◆ **Your goal**
The records below are split into lines. How many of those lines contain the string "triệu"? Reply with the number only.

─── Data supplied

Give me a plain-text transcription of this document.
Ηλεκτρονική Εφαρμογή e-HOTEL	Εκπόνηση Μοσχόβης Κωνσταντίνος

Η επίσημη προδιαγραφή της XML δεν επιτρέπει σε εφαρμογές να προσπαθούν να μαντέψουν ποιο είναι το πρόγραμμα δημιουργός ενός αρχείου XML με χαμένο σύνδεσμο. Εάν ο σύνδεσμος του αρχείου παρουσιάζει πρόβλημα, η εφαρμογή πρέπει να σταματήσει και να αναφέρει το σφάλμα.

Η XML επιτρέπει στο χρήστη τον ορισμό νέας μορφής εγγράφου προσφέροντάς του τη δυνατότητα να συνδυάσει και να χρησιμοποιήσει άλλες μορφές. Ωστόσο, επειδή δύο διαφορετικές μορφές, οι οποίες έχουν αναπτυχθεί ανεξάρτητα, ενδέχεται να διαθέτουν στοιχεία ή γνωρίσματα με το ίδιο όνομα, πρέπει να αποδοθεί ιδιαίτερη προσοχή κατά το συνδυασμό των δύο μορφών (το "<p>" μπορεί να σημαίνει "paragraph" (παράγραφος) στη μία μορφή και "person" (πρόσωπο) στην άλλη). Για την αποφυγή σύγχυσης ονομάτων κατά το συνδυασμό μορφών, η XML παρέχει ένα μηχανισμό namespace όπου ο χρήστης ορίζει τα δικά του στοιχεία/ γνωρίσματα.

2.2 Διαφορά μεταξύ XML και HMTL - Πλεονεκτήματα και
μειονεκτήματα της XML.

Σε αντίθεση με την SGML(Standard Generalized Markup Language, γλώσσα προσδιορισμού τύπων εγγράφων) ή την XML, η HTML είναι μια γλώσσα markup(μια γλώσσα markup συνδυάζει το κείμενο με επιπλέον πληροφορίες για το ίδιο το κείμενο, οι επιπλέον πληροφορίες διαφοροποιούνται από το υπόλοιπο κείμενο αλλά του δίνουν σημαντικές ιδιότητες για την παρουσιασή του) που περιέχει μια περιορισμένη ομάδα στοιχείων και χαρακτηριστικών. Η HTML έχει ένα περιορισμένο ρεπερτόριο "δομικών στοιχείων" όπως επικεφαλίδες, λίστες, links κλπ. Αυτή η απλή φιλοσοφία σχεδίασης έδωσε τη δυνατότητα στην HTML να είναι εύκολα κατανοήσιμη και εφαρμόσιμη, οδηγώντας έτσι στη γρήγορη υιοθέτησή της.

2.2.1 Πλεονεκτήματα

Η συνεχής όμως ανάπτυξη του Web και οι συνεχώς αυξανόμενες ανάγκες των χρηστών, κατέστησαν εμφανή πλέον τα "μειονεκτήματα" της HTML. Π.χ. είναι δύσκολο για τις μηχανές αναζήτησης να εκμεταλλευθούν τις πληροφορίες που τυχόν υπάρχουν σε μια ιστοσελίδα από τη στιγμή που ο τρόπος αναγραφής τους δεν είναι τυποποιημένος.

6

──────
─── Data supplied

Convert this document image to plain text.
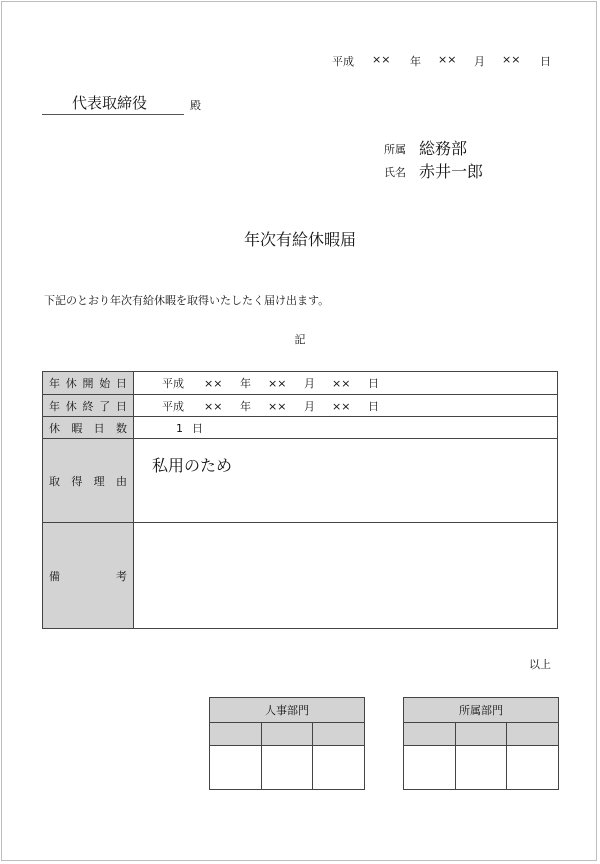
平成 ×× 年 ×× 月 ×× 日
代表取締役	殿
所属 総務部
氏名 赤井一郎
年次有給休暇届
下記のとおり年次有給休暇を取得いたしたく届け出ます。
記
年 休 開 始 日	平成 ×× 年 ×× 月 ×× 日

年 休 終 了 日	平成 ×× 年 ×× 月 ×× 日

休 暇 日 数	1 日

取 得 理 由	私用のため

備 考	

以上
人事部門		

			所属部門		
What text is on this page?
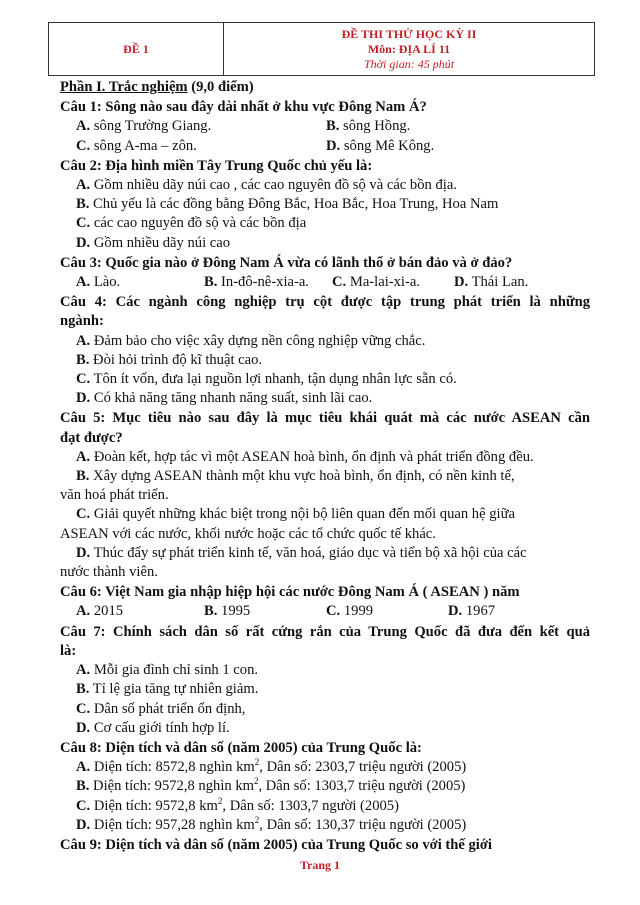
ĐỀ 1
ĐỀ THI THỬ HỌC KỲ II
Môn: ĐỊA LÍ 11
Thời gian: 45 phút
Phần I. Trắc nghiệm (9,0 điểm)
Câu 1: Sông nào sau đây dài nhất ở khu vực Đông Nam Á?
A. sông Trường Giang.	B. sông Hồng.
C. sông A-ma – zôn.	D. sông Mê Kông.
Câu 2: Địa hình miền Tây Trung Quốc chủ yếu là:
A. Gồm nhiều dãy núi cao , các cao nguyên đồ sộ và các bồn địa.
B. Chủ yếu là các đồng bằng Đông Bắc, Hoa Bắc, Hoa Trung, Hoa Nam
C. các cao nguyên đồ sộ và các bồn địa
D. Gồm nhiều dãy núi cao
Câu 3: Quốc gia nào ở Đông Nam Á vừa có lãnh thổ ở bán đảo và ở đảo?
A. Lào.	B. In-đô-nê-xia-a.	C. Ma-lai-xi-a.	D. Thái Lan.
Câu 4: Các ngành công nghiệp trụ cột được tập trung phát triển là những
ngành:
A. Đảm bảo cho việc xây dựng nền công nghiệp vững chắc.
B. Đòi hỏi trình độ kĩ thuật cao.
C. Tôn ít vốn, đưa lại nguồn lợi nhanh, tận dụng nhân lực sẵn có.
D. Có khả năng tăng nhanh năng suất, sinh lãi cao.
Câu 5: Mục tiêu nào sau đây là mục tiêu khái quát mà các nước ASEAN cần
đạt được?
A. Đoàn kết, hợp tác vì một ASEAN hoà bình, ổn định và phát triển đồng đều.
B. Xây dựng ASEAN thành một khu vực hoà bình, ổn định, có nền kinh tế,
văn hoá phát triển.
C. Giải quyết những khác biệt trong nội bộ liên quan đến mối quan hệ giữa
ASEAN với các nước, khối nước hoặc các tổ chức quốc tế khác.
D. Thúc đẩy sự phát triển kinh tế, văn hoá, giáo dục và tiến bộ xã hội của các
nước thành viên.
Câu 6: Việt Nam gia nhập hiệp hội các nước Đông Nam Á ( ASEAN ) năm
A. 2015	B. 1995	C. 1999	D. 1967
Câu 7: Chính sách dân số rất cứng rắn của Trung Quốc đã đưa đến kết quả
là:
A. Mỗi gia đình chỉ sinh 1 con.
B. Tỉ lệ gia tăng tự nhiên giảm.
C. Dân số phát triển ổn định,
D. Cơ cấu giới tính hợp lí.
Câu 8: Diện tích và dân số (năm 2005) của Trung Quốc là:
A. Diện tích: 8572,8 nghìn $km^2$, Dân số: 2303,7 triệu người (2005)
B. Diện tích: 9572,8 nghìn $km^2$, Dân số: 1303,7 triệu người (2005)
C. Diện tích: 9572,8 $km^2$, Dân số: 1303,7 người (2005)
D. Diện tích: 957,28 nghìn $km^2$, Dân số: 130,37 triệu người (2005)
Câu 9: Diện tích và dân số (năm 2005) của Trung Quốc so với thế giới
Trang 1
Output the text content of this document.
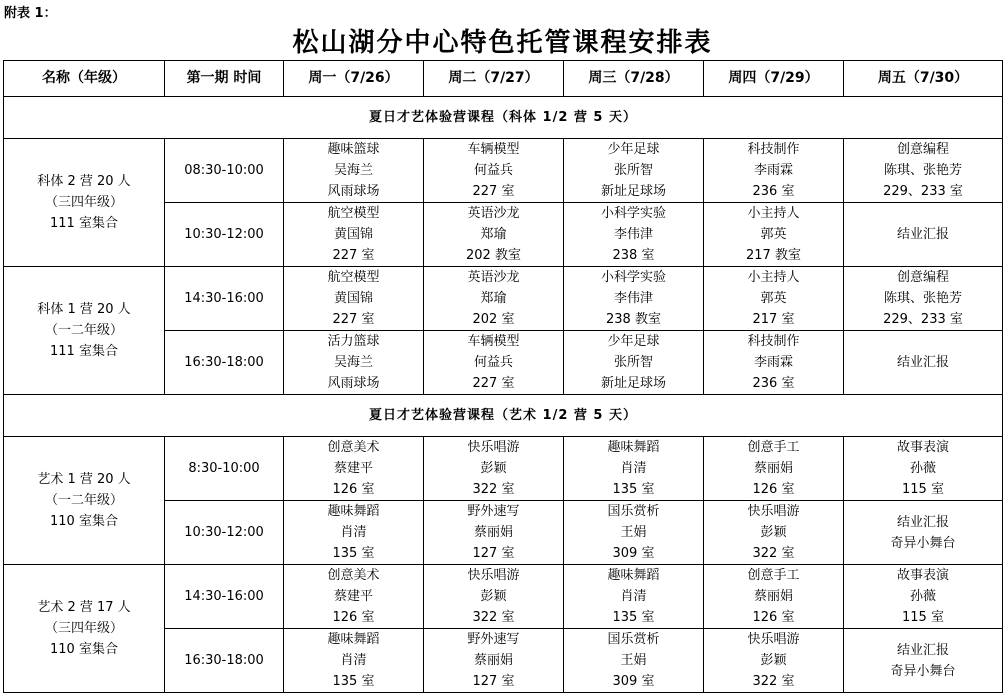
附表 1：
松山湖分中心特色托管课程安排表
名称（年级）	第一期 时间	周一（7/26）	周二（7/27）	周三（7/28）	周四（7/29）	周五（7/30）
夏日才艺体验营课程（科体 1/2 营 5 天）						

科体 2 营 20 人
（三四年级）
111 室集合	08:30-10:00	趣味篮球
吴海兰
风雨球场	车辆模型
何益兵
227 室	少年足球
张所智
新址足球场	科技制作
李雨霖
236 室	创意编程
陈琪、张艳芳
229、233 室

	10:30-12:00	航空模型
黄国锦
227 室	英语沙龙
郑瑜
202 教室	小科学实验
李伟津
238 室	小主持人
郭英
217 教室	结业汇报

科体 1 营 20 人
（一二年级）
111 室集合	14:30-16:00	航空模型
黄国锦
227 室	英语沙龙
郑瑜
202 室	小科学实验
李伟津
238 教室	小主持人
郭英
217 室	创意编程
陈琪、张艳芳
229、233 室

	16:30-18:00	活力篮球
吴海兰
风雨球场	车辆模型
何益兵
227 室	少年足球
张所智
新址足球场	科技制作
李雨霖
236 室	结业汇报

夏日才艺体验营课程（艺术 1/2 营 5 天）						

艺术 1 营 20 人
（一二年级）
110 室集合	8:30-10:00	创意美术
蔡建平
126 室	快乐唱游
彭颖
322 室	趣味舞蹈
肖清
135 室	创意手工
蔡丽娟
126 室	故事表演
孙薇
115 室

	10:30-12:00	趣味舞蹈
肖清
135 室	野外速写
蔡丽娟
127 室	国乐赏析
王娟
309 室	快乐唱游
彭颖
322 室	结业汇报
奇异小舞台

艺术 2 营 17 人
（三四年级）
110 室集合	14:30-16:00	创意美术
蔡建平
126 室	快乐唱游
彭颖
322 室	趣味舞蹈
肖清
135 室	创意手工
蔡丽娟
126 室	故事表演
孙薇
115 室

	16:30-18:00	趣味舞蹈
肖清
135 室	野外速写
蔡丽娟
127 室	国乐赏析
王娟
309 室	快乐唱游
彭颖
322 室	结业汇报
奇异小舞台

──────

◆ **The reply**
3